● **PROMPT**:
Each entry below is to be given again word for word, with no pictures.

● **DATASET**:
--------

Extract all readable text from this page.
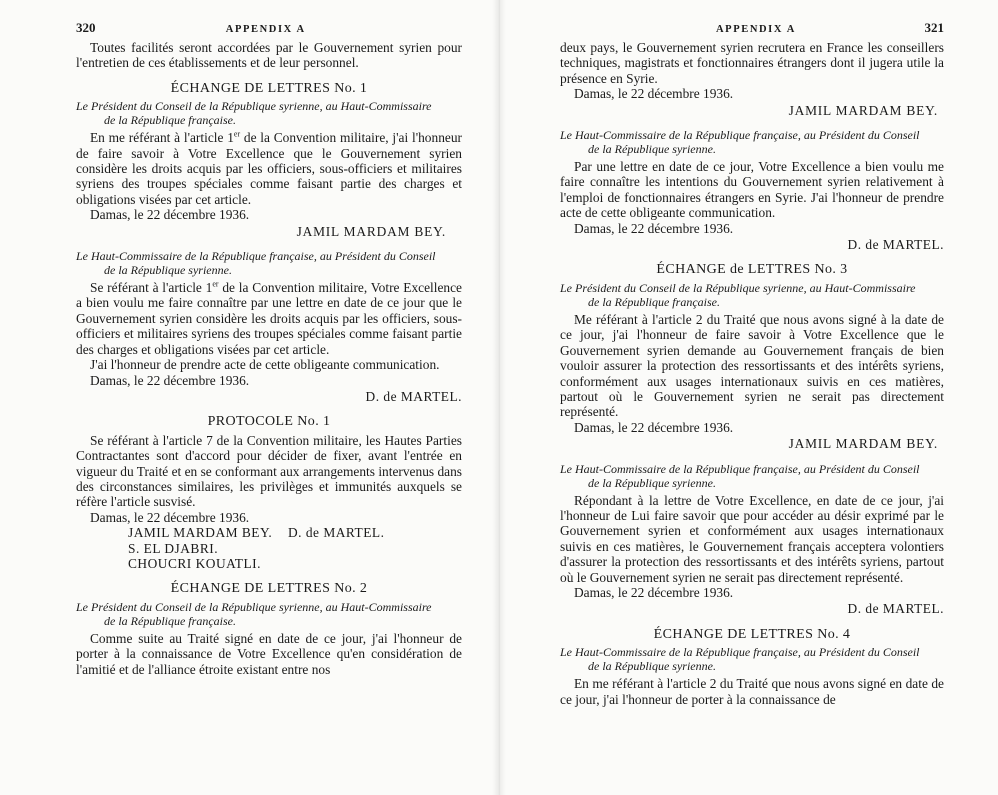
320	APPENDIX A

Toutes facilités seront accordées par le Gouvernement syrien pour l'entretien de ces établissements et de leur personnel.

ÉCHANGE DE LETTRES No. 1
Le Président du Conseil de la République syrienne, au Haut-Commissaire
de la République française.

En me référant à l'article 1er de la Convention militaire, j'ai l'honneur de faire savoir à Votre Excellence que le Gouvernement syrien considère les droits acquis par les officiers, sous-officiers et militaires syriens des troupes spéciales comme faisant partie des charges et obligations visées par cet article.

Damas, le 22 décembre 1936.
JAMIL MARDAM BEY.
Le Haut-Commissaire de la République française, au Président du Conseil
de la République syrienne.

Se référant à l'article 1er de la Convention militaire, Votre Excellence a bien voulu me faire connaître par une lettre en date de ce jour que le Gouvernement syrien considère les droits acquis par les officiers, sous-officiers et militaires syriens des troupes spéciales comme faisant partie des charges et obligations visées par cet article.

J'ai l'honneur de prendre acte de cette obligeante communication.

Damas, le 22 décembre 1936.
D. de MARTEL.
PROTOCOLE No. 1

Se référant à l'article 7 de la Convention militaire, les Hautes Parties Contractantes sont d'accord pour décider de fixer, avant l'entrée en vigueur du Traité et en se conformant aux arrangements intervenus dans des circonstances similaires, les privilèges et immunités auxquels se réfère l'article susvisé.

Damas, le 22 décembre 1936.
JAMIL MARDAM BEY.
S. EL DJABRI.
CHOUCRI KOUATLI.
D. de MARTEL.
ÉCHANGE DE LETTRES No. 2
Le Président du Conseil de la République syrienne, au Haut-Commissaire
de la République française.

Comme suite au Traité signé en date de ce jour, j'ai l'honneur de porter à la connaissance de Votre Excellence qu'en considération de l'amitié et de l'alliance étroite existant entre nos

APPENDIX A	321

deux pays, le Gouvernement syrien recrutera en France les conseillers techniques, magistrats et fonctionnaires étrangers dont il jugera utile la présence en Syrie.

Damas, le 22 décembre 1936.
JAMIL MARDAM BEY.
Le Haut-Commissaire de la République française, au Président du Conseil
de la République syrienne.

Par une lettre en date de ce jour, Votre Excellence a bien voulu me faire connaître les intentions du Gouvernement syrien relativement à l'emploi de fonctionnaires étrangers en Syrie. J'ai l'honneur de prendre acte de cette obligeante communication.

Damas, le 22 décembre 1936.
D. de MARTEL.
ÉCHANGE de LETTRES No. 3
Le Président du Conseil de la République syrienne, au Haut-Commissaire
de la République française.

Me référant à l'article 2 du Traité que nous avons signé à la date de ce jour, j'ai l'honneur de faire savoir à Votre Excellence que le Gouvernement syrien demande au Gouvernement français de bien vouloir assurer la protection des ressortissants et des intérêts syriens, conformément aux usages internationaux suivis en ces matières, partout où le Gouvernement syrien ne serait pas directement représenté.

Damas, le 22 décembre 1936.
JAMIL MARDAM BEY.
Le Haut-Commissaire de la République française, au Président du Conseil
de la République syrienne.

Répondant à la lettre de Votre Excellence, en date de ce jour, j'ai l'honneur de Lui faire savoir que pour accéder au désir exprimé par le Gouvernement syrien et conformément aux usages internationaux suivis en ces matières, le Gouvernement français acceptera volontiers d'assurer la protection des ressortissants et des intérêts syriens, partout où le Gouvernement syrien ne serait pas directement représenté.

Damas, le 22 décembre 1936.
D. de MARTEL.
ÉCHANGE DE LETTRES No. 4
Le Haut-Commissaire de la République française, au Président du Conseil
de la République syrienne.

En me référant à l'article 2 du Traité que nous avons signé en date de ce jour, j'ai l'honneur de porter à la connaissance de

--------

● **SOLUTION FOR THIS EXERCISE**:
Extract all readable text from this page.
320	APPENDIX A

Toutes facilités seront accordées par le Gouvernement syrien pour l'entretien de ces établissements et de leur personnel.

ÉCHANGE DE LETTRES No. 1
Le Président du Conseil de la République syrienne, au Haut-Commissaire
de la République française.

En me référant à l'article 1er de la Convention militaire, j'ai l'honneur de faire savoir à Votre Excellence que le Gouvernement syrien considère les droits acquis par les officiers, sous-officiers et militaires syriens des troupes spéciales comme faisant partie des charges et obligations visées par cet article.

Damas, le 22 décembre 1936.
JAMIL MARDAM BEY.
Le Haut-Commissaire de la République française, au Président du Conseil
de la République syrienne.

Se référant à l'article 1er de la Convention militaire, Votre Excellence a bien voulu me faire connaître par une lettre en date de ce jour que le Gouvernement syrien considère les droits acquis par les officiers, sous-officiers et militaires syriens des troupes spéciales comme faisant partie des charges et obligations visées par cet article.

J'ai l'honneur de prendre acte de cette obligeante communication.

Damas, le 22 décembre 1936.
D. de MARTEL.
PROTOCOLE No. 1

Se référant à l'article 7 de la Convention militaire, les Hautes Parties Contractantes sont d'accord pour décider de fixer, avant l'entrée en vigueur du Traité et en se conformant aux arrangements intervenus dans des circonstances similaires, les privilèges et immunités auxquels se réfère l'article susvisé.

Damas, le 22 décembre 1936.
JAMIL MARDAM BEY.
S. EL DJABRI.
CHOUCRI KOUATLI.
D. de MARTEL.
ÉCHANGE DE LETTRES No. 2
Le Président du Conseil de la République syrienne, au Haut-Commissaire
de la République française.

Comme suite au Traité signé en date de ce jour, j'ai l'honneur de porter à la connaissance de Votre Excellence qu'en considération de l'amitié et de l'alliance étroite existant entre nos

APPENDIX A	321

deux pays, le Gouvernement syrien recrutera en France les conseillers techniques, magistrats et fonctionnaires étrangers dont il jugera utile la présence en Syrie.

Damas, le 22 décembre 1936.
JAMIL MARDAM BEY.
Le Haut-Commissaire de la République française, au Président du Conseil
de la République syrienne.

Par une lettre en date de ce jour, Votre Excellence a bien voulu me faire connaître les intentions du Gouvernement syrien relativement à l'emploi de fonctionnaires étrangers en Syrie. J'ai l'honneur de prendre acte de cette obligeante communication.

Damas, le 22 décembre 1936.
D. de MARTEL.
ÉCHANGE de LETTRES No. 3
Le Président du Conseil de la République syrienne, au Haut-Commissaire
de la République française.

Me référant à l'article 2 du Traité que nous avons signé à la date de ce jour, j'ai l'honneur de faire savoir à Votre Excellence que le Gouvernement syrien demande au Gouvernement français de bien vouloir assurer la protection des ressortissants et des intérêts syriens, conformément aux usages internationaux suivis en ces matières, partout où le Gouvernement syrien ne serait pas directement représenté.

Damas, le 22 décembre 1936.
JAMIL MARDAM BEY.
Le Haut-Commissaire de la République française, au Président du Conseil
de la République syrienne.

Répondant à la lettre de Votre Excellence, en date de ce jour, j'ai l'honneur de Lui faire savoir que pour accéder au désir exprimé par le Gouvernement syrien et conformément aux usages internationaux suivis en ces matières, le Gouvernement français acceptera volontiers d'assurer la protection des ressortissants et des intérêts syriens, partout où le Gouvernement syrien ne serait pas directement représenté.

Damas, le 22 décembre 1936.
D. de MARTEL.
ÉCHANGE DE LETTRES No. 4
Le Haut-Commissaire de la République française, au Président du Conseil
de la République syrienne.

En me référant à l'article 2 du Traité que nous avons signé en date de ce jour, j'ai l'honneur de porter à la connaissance de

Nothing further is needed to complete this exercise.